- **INSTRUCTIONS FOR THE TASK**
Review the material line by line. Identify and copy every line that contains the string "JSON".

Stored data entries
----

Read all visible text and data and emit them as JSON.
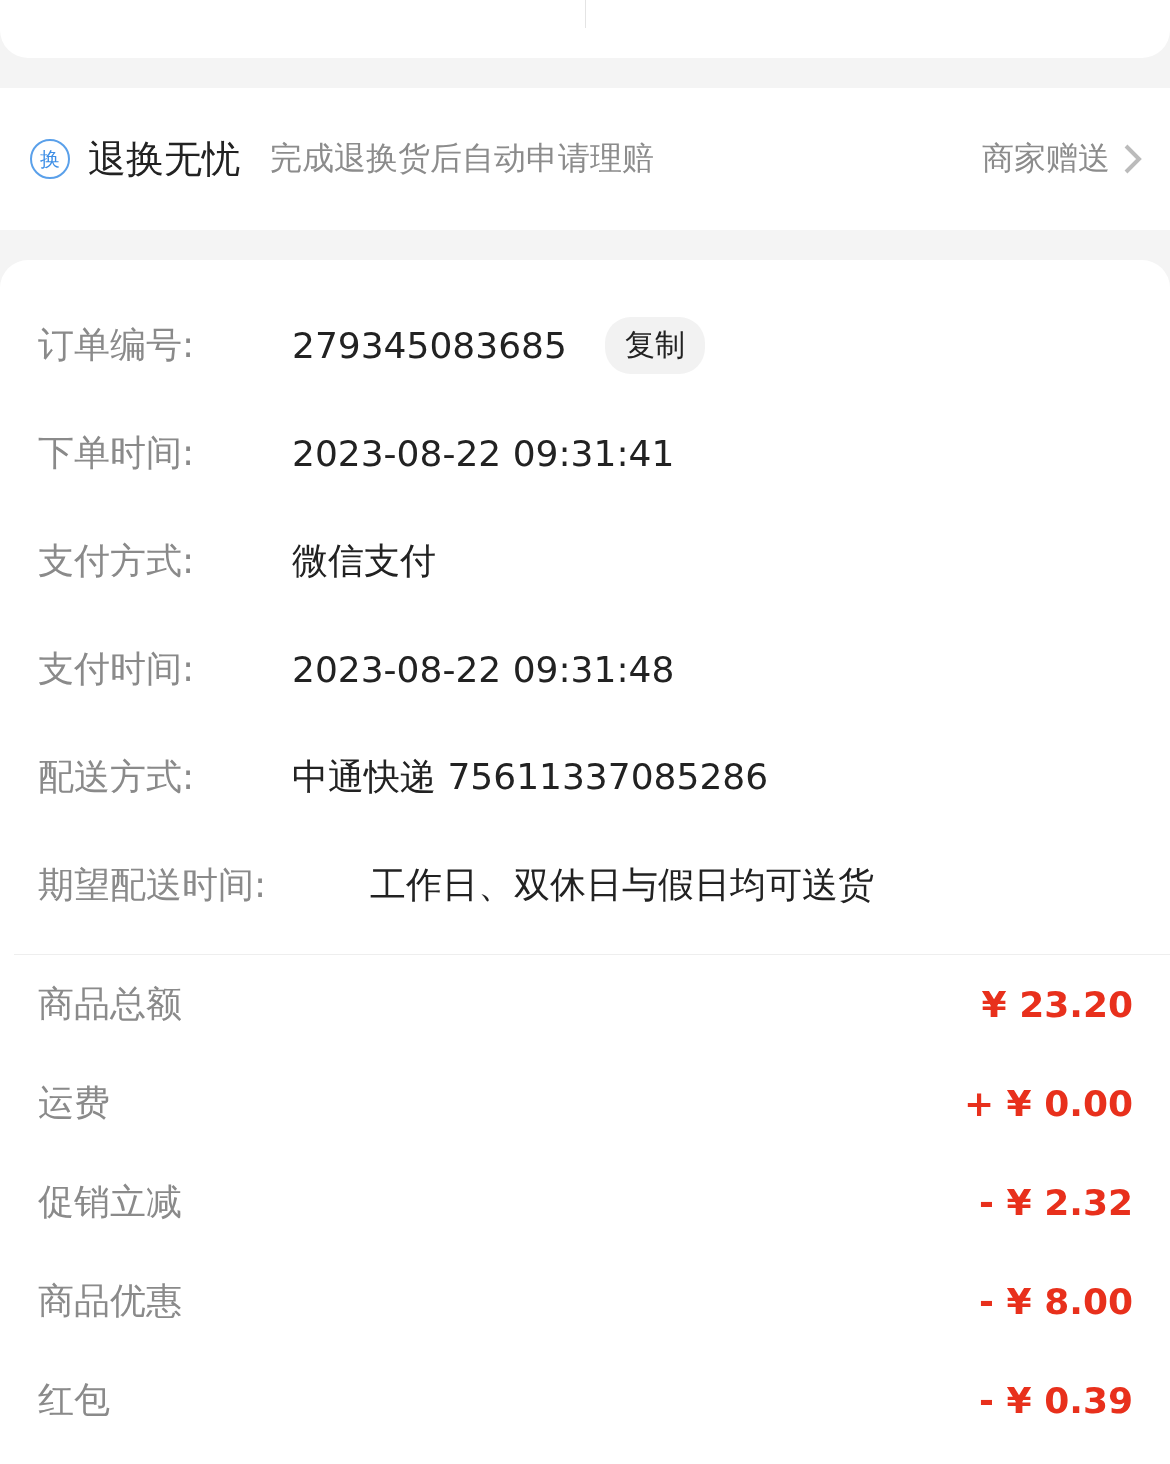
{
  "guarantee": {
    "badge": "换",
    "title": "退换无忧",
    "description": "完成退换货后自动申请理赔",
    "note": "商家赠送"
  },
  "order_info": [
    {
      "kind": "copyable",
      "label": "订单编号:",
      "value": "279345083685",
      "action": "复制"
    },
    {
      "kind": "plain",
      "label": "下单时间:",
      "value": "2023-08-22 09:31:41"
    },
    {
      "kind": "plain",
      "label": "支付方式:",
      "value": "微信支付"
    },
    {
      "kind": "plain",
      "label": "支付时间:",
      "value": "2023-08-22 09:31:48"
    },
    {
      "kind": "plain",
      "label": "配送方式:",
      "value": "中通快递 75611337085286"
    },
    {
      "kind": "wide",
      "label": "期望配送时间:",
      "value": "工作日、双休日与假日均可送货"
    }
  ],
  "amounts": [
    {
      "label": "商品总额",
      "value": "¥ 23.20"
    },
    {
      "label": "运费",
      "value": "+ ¥ 0.00"
    },
    {
      "label": "促销立减",
      "value": "- ¥ 2.32"
    },
    {
      "label": "商品优惠",
      "value": "- ¥ 8.00"
    },
    {
      "label": "红包",
      "value": "- ¥ 0.39"
    }
  ]
}
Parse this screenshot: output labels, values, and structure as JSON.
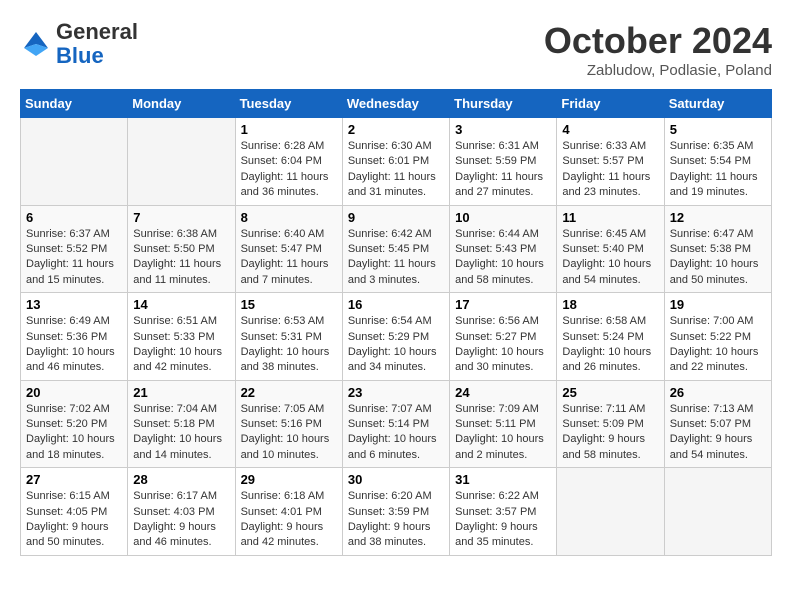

----

- **OUTPUT**
Read all visible text and data and emit them as JSON.
Parse this screenshot: output labels, values, and structure as JSON.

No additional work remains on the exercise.